Document segment =>
☆ ☆ ☆ ☆

• Pros and cons of arrays
• Benefits
• They are simple to understand
• They also keep things in a definite order, if we need that
• They allow random access - “get the nth item” is easy
• When we ran out of space in the array implementation of Bag, what did we have to do?
• Make a new, bigger array
• Copy the old contents into it
• Get rid of the old array (Java does this for us)
• What if the user had added 10,000 items to the Bag, then removed them all?
• The array would stay huge
• Maybe this is good, in case they add 10,000 items again…
• …Or maybe this is a waste of space
• What if, unlike a Bag, we cared about the order of the items?
• We would have to shift all the items down one at a time if we removed one at the beginning
• Rulers vs. Chains
• You can think of an array as a (really long) ruler
• It has regularly-spaced numbered markings on it
• You can tie an item on at each of these markings
• You know exactly where to go if you want “the item at the nth marking”
• But the ruler has a fixed size
• (Let’s assume you can’t cut the ruler :P)
• What if we instead used a chain?
• The chain can have as few or as many links as you want
• You can tie an item on each link
• Let’s say each link has a hole in it so you can hook and unhook the links
• Adding or removing a link to the ends is really easy
• Adding or removing one in the middle is trickier, but still pretty easy
• You could even split one chain into two or more chains
• But the links are not numbered, so if you want to get the nth item…
• You have to start at one end and count n links
• A linked list is a data structure where each item is held by a link in a chain
• We call each link a node
• A node contains two things:
• The value it holds
• A link to the next node in the chain
• To keep track of a whole linked list…
• We only need to hold onto the first node
• Just like a chain - you only have to hold one end, and the chain hangs from it
• But if each node only links to the next node…
• Can you go backwards?
• No.
• There is a variant of linked lists where each node keeps links in both directions
• But that’s kind of a pain in the ass and not always worth it

## Implementing a Bag using a linked list in Java

• We’re gonna have a class called LinkedBag
• And inside that class, we can declare the Node class!
• This is a nested class
• We can either declare it as a static class or not
• In this case we don’t need the extra features a non-static class has
• So we’ll just use private static class Node
• It works just like any other class, but it can only be seen and used by LinkedBag
• Keeping track of the list and size
• We only need a reference to the head of the list - the first link in the chain.
• If the list is empty, then _head == null.
• We’ll also keep track of the size so we don’t have to count nodes every time.
• Where’s the easiest place to add a node?
• The beginning.

☆ ☆ ☆ ☆

Data records =>
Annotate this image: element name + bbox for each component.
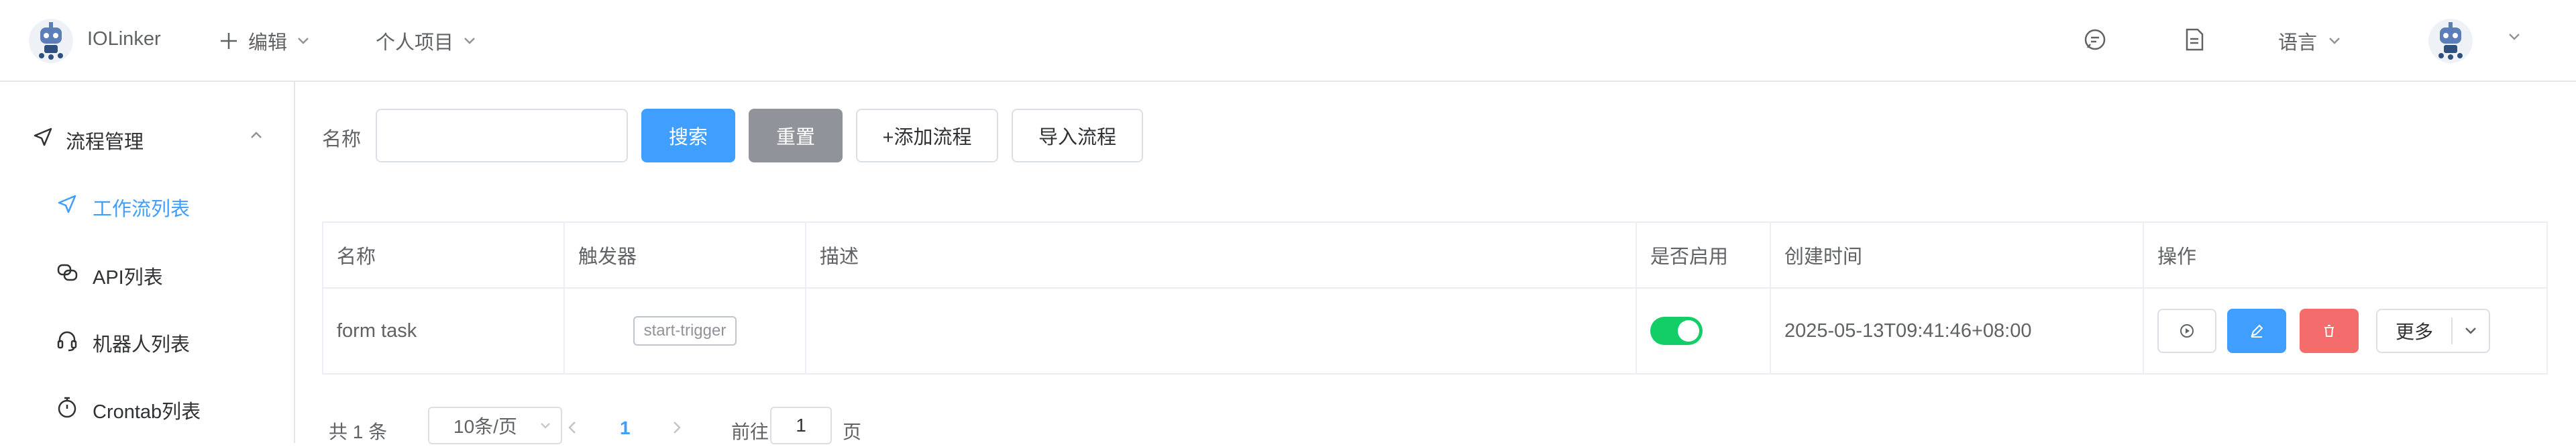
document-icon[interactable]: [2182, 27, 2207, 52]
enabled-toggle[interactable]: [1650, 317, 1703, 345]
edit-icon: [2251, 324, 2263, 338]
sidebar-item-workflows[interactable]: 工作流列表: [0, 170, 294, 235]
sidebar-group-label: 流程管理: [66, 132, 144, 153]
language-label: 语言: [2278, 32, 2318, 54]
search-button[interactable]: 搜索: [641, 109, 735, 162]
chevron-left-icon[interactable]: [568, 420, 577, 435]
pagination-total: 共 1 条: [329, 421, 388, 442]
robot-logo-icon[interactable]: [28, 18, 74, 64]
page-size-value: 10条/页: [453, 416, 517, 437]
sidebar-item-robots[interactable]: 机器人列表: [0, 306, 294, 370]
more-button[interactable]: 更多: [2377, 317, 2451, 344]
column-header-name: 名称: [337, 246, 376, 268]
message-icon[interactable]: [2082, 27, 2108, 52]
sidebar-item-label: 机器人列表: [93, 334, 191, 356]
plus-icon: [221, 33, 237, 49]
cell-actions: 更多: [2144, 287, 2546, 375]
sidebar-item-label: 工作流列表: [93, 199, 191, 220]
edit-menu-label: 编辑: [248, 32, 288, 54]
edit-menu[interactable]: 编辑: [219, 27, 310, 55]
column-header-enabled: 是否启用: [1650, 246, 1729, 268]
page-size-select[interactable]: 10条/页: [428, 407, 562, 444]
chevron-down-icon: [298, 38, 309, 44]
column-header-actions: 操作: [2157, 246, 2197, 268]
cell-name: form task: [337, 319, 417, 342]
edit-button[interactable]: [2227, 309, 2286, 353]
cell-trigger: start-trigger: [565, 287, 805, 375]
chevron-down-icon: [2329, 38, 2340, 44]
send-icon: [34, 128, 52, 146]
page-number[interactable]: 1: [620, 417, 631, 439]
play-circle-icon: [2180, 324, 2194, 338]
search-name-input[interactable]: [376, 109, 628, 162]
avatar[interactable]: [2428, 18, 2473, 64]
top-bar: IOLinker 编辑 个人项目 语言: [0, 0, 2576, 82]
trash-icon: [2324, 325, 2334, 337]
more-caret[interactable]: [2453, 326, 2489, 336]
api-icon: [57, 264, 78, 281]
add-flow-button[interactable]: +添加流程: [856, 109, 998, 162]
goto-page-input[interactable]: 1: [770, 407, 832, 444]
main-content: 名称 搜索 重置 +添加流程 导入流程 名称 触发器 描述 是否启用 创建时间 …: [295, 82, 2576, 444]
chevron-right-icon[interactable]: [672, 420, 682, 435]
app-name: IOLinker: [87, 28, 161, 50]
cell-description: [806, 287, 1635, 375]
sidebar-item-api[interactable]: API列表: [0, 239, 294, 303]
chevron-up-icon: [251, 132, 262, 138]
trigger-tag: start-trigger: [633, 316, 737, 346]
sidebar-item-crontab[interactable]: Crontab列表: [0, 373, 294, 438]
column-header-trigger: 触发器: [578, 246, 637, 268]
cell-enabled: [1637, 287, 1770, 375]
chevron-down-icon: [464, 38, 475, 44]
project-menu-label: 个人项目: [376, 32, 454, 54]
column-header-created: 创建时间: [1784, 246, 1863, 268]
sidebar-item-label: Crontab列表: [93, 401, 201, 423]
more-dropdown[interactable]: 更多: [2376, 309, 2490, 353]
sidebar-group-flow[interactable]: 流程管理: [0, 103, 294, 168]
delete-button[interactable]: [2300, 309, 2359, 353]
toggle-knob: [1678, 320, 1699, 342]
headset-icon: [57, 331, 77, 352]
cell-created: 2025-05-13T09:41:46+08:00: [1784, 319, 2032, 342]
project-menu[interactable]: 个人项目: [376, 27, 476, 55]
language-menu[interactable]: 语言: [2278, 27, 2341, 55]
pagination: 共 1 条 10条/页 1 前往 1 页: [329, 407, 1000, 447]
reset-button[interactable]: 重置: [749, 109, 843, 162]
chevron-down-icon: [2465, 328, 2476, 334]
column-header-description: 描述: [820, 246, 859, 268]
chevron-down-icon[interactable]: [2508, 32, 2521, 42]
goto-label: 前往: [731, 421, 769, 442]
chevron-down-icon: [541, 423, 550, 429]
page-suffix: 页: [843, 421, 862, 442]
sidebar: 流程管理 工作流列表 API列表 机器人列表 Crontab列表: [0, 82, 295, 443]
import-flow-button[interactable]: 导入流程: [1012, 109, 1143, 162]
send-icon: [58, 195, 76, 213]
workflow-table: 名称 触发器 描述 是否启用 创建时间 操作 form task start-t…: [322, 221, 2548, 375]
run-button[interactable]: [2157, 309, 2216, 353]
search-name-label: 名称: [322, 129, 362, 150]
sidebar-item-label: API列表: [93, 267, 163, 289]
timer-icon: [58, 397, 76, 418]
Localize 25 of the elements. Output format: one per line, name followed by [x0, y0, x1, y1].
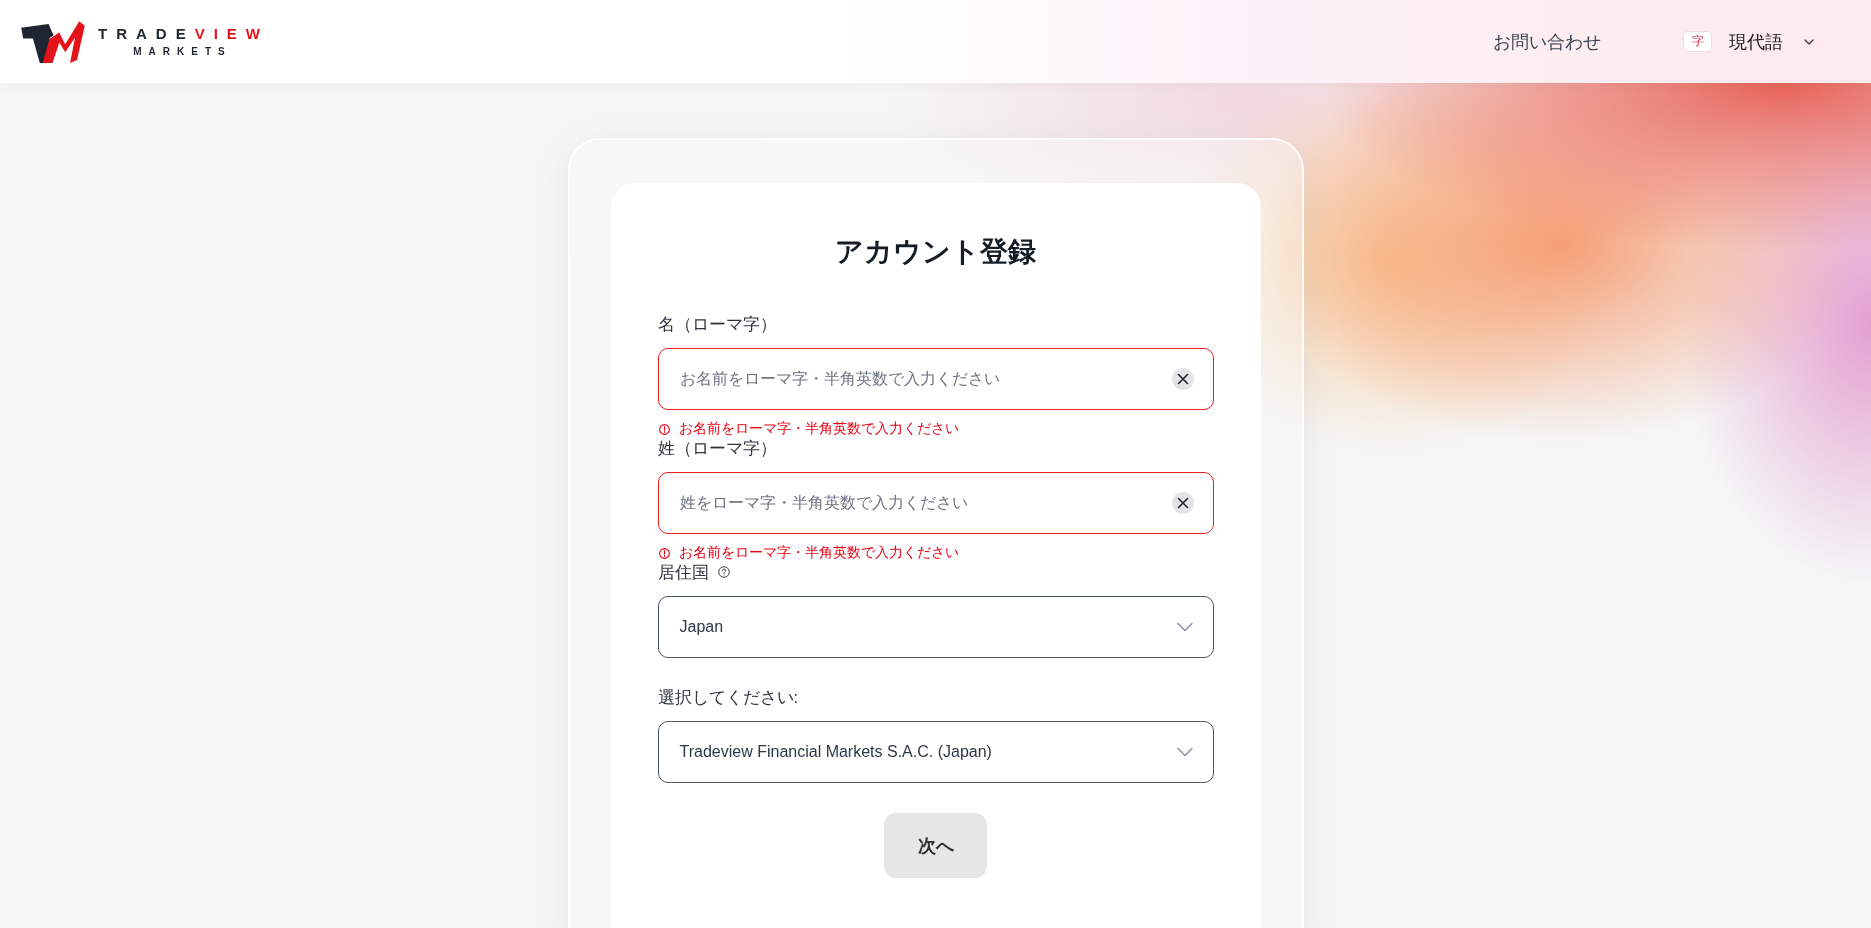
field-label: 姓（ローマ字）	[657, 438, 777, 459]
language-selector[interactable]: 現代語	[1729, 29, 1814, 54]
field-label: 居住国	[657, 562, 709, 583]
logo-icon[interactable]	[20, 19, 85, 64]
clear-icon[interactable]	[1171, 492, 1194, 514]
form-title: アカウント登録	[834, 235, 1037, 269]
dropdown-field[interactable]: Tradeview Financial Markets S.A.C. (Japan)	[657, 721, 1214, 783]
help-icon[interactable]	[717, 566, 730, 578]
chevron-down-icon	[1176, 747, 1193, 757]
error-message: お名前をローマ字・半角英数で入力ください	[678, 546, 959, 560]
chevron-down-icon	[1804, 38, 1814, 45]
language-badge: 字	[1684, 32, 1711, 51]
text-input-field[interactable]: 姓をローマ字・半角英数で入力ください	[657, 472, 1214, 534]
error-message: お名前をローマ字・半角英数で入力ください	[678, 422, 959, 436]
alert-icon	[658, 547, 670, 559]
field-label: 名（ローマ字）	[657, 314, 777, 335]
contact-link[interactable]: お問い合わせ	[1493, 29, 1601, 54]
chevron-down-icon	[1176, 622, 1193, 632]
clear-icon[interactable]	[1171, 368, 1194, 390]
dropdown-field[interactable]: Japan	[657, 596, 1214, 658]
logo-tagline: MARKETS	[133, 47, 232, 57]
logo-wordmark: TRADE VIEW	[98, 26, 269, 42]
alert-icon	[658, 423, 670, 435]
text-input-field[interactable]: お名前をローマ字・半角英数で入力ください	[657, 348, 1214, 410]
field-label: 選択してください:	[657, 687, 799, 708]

☆ ☆ ☆ ☆

Set tasks =>
a: List every benefit of arrays given in the notes on arrays and linked lists.
b: Pick up the notes on arrays and linked lists where they stop and keep writing.

Answers in order =>
a:
- They are simple to understand.
- They keep things in a definite order, if that is needed.
- They allow random access, so getting the nth item is easy.

b:
• There are two cases to consider: when _head == null and when _head != null
• But really, the two cases are the same:
1. Make a new node which points to the old head (which might be null)
2. Make that node the new head
3. Increase the size by 1
• Removing an arbitrary item
• Again, where’s the easiest place to remove from? The beginning.
• Again, two cases to consider, but the _head == null case is easy: just return null.
• Otherwise:
1. Get the item from the old head
2. Make the old head’s next node the new head (which might be null)
3. Decrease the size by 1
• Looking for an item
• With the array-based Bags, how did we find an item?
• By iterating over the array one item at a time.
• Either we found it, or we got to the end of the array and didn’t find it.
• We do the same thing here.
• We start at the head…
• And follow the links until we find the item or we run out of nodes.

## Algorithm Analysis

• Every solution to a problem has two costs: time and space
• Time is how many steps we take to get the end
• Space is how many things we have to remember at once
• (We won’t really get into space analysis in this class)
• (But we can often trade time for space and vice versa)
• Computers get faster every year…
• But algorithm analysis is about something deeper.
• Two solutions to the same problem can take drastically different amounts of time.
• And it’s not because of the computer they’re running on.
• An example: summing integers from 1 to n
• Say sum(n) = 1 + 2 + 3 + ... + (n-1) + n
• So sum(1) == 1, sum(2) == 3, sum(3) == 6 etc.
• Three algorithms to do this:
• A. for(i = 1 to n) sum = sum + i
• B. for(i = 1 to n) { for(j = 1 to i) sum = sum + 1 }
• C. sum = n * (n+1) / 2
• Intuitively, what order do these come in, from fastest to slowest?
• C, A, B.
• But why?
• It has to do with the number of repeated steps.
• Let’s count the number of additions, multiplications, and divisions in each
• A. n additions, nothing else. Total = n operations
• C. 1 addition, 1 multiplication, 1 division. Total = 3 operations.
• B…
• This one is trickier.
• How many times does the outer loop (i) run?
• How many times does the inner loop (j) run for each of those?
• There’s 1 addition inside the inner loop.
• The first outer loop we do 1 iteration of the inner loop (1 addition).
• The second outer loop, we do 2 iterations of the inner loop (2 additions).
• The third, 3; the fourth, 4… hey, what’s this pattern?
• It’s n * (n + 1) / 2 additions!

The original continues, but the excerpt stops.